◆ PROMPT ◆
Identify each line containing the word "structured" and copy it.

◆ PROVIDED RECORDS ◆

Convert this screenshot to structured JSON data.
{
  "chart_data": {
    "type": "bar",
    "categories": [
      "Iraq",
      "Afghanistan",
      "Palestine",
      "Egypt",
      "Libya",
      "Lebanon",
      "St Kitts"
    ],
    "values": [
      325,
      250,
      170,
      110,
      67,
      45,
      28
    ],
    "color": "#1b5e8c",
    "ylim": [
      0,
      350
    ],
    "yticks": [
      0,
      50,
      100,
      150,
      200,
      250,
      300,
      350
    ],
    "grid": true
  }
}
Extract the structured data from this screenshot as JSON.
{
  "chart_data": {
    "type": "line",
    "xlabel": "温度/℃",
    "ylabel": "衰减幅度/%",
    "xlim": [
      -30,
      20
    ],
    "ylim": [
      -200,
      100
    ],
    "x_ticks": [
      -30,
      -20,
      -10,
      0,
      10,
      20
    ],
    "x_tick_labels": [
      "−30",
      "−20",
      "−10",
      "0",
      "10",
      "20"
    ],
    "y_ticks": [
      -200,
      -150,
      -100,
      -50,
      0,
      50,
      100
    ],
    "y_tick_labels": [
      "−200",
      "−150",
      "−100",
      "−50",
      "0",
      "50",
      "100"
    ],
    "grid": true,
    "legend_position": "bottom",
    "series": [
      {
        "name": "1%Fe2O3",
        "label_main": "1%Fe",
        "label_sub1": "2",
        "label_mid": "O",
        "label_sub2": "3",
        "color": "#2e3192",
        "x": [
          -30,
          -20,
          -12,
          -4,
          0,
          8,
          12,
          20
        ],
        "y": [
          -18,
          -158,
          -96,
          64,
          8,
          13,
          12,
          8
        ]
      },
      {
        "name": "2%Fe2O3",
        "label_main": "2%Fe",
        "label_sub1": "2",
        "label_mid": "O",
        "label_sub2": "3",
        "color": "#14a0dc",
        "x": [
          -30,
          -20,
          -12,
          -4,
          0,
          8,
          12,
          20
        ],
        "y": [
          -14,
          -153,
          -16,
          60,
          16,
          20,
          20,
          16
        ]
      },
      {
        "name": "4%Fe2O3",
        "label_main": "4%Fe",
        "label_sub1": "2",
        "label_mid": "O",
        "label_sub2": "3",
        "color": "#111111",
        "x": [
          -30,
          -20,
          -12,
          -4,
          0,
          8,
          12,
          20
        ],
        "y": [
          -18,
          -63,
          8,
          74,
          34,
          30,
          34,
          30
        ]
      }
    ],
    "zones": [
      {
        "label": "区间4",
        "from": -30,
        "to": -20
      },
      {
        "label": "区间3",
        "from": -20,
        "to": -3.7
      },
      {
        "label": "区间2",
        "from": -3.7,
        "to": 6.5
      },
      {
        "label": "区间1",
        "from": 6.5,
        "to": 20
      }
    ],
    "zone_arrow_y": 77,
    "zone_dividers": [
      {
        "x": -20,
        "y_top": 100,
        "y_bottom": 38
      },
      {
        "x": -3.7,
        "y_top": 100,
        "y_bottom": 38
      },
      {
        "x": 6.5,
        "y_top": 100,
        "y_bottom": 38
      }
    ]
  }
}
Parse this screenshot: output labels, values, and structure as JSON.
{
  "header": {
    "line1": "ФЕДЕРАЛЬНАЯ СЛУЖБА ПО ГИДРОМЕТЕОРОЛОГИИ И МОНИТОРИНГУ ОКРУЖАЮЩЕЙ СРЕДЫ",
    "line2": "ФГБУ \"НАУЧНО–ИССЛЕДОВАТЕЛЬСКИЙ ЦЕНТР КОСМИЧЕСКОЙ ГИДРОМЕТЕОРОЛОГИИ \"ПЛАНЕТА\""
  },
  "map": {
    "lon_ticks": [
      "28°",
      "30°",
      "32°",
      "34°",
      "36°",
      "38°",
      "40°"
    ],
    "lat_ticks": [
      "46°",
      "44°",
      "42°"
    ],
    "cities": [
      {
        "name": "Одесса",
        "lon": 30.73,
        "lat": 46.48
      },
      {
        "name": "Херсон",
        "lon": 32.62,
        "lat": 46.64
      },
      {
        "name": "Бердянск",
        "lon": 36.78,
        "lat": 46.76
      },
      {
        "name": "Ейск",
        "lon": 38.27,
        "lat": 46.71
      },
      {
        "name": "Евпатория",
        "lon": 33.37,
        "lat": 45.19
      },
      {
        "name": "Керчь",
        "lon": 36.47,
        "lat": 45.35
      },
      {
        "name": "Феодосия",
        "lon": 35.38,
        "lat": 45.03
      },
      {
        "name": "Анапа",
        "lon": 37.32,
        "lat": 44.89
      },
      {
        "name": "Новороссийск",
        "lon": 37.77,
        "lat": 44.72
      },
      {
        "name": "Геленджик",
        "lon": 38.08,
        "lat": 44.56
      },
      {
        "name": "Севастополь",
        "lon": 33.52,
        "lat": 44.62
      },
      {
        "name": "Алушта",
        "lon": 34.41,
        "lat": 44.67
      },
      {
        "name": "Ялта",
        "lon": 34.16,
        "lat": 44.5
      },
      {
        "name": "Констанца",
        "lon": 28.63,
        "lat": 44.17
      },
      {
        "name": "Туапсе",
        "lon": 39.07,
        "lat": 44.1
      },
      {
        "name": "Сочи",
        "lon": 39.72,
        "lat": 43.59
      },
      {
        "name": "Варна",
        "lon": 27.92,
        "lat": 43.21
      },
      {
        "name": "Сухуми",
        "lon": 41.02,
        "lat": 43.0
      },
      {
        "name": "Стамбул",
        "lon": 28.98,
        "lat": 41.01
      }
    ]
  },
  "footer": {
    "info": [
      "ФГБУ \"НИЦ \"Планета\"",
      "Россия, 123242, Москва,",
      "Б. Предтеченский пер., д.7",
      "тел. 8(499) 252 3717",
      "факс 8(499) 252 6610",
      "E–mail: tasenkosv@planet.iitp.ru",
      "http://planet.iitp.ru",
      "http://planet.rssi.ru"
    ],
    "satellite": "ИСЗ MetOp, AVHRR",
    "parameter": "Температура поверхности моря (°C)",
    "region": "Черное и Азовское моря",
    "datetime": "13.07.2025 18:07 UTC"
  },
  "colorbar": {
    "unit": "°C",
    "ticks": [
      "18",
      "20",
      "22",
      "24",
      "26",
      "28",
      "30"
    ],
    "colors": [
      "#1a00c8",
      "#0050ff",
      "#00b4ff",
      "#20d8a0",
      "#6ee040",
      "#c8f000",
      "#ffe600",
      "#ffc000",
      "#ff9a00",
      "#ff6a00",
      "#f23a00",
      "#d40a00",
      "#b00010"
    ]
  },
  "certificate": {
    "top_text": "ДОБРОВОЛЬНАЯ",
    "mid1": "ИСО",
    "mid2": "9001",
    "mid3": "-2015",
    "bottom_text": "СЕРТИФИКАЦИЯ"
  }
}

◆ RESULT OF THE TASK ◆
Convert this screenshot to structured JSON data.
Extract the structured data from this screenshot as JSON.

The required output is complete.